● TASK TO COMPLETE:
What follows is a set of records; repeat all of them exactly.

● RECORDS FOR THE TASK:
════
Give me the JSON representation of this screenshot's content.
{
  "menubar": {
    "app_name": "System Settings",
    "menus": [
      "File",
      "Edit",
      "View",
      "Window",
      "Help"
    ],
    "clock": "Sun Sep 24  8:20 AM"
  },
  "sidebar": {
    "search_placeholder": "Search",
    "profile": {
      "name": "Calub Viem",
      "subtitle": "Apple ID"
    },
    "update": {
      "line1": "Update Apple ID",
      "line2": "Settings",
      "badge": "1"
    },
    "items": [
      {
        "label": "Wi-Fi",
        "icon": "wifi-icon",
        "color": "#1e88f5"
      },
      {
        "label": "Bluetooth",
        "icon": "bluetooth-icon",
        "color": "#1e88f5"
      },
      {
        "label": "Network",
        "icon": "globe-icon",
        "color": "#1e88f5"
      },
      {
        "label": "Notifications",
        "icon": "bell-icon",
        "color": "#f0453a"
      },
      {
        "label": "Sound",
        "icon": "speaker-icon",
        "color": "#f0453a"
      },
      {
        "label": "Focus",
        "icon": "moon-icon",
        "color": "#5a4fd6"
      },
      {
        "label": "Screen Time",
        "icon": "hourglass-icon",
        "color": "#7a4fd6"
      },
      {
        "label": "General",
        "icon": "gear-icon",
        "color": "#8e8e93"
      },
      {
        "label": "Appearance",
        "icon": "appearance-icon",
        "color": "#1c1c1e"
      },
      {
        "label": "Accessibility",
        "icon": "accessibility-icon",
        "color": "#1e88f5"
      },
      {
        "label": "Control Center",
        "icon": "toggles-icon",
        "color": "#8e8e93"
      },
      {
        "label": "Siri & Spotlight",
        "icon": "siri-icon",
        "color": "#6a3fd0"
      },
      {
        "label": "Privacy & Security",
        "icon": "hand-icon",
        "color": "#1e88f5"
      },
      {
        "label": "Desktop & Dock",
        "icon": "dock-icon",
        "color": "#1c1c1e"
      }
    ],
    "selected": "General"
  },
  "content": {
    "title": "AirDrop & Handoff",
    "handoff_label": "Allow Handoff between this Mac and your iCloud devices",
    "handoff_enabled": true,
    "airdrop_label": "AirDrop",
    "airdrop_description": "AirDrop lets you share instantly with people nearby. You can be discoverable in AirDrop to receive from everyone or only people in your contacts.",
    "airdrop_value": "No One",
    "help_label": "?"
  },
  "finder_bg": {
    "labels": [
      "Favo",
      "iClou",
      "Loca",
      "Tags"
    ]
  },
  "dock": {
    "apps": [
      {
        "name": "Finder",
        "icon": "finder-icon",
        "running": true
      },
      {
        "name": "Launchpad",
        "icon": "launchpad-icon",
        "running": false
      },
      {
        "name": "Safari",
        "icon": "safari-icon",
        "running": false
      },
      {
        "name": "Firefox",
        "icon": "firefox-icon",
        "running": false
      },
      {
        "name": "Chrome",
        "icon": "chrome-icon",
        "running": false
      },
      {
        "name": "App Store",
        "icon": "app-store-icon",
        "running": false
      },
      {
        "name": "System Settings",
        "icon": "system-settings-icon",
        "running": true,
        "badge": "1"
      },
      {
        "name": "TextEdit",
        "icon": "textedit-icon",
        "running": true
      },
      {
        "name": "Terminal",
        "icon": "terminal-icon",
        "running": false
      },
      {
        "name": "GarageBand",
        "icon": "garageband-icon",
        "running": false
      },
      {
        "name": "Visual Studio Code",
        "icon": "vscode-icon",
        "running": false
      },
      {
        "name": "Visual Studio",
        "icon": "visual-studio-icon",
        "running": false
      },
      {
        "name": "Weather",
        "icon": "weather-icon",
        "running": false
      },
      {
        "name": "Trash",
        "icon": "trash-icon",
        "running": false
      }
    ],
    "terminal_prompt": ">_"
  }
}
════
● RESULT FOR THIS TASK:
Give me the JSON representation of this screenshot's content.
{
  "menubar": {
    "app_name": "System Settings",
    "menus": [
      "File",
      "Edit",
      "View",
      "Window",
      "Help"
    ],
    "clock": "Sun Sep 24  8:20 AM"
  },
  "sidebar": {
    "search_placeholder": "Search",
    "profile": {
      "name": "Calub Viem",
      "subtitle": "Apple ID"
    },
    "update": {
      "line1": "Update Apple ID",
      "line2": "Settings",
      "badge": "1"
    },
    "items": [
      {
        "label": "Wi-Fi",
        "icon": "wifi-icon",
        "color": "#1e88f5"
      },
      {
        "label": "Bluetooth",
        "icon": "bluetooth-icon",
        "color": "#1e88f5"
      },
      {
        "label": "Network",
        "icon": "globe-icon",
        "color": "#1e88f5"
      },
      {
        "label": "Notifications",
        "icon": "bell-icon",
        "color": "#f0453a"
      },
      {
        "label": "Sound",
        "icon": "speaker-icon",
        "color": "#f0453a"
      },
      {
        "label": "Focus",
        "icon": "moon-icon",
        "color": "#5a4fd6"
      },
      {
        "label": "Screen Time",
        "icon": "hourglass-icon",
        "color": "#7a4fd6"
      },
      {
        "label": "General",
        "icon": "gear-icon",
        "color": "#8e8e93"
      },
      {
        "label": "Appearance",
        "icon": "appearance-icon",
        "color": "#1c1c1e"
      },
      {
        "label": "Accessibility",
        "icon": "accessibility-icon",
        "color": "#1e88f5"
      },
      {
        "label": "Control Center",
        "icon": "toggles-icon",
        "color": "#8e8e93"
      },
      {
        "label": "Siri & Spotlight",
        "icon": "siri-icon",
        "color": "#6a3fd0"
      },
      {
        "label": "Privacy & Security",
        "icon": "hand-icon",
        "color": "#1e88f5"
      },
      {
        "label": "Desktop & Dock",
        "icon": "dock-icon",
        "color": "#1c1c1e"
      }
    ],
    "selected": "General"
  },
  "content": {
    "title": "AirDrop & Handoff",
    "handoff_label": "Allow Handoff between this Mac and your iCloud devices",
    "handoff_enabled": true,
    "airdrop_label": "AirDrop",
    "airdrop_description": "AirDrop lets you share instantly with people nearby. You can be discoverable in AirDrop to receive from everyone or only people in your contacts.",
    "airdrop_value": "No One",
    "help_label": "?"
  },
  "finder_bg": {
    "labels": [
      "Favo",
      "iClou",
      "Loca",
      "Tags"
    ]
  },
  "dock": {
    "apps": [
      {
        "name": "Finder",
        "icon": "finder-icon",
        "running": true
      },
      {
        "name": "Launchpad",
        "icon": "launchpad-icon",
        "running": false
      },
      {
        "name": "Safari",
        "icon": "safari-icon",
        "running": false
      },
      {
        "name": "Firefox",
        "icon": "firefox-icon",
        "running": false
      },
      {
        "name": "Chrome",
        "icon": "chrome-icon",
        "running": false
      },
      {
        "name": "App Store",
        "icon": "app-store-icon",
        "running": false
      },
      {
        "name": "System Settings",
        "icon": "system-settings-icon",
        "running": true,
        "badge": "1"
      },
      {
        "name": "TextEdit",
        "icon": "textedit-icon",
        "running": true
      },
      {
        "name": "Terminal",
        "icon": "terminal-icon",
        "running": false
      },
      {
        "name": "GarageBand",
        "icon": "garageband-icon",
        "running": false
      },
      {
        "name": "Visual Studio Code",
        "icon": "vscode-icon",
        "running": false
      },
      {
        "name": "Visual Studio",
        "icon": "visual-studio-icon",
        "running": false
      },
      {
        "name": "Weather",
        "icon": "weather-icon",
        "running": false
      },
      {
        "name": "Trash",
        "icon": "trash-icon",
        "running": false
      }
    ],
    "terminal_prompt": ">_"
  }
}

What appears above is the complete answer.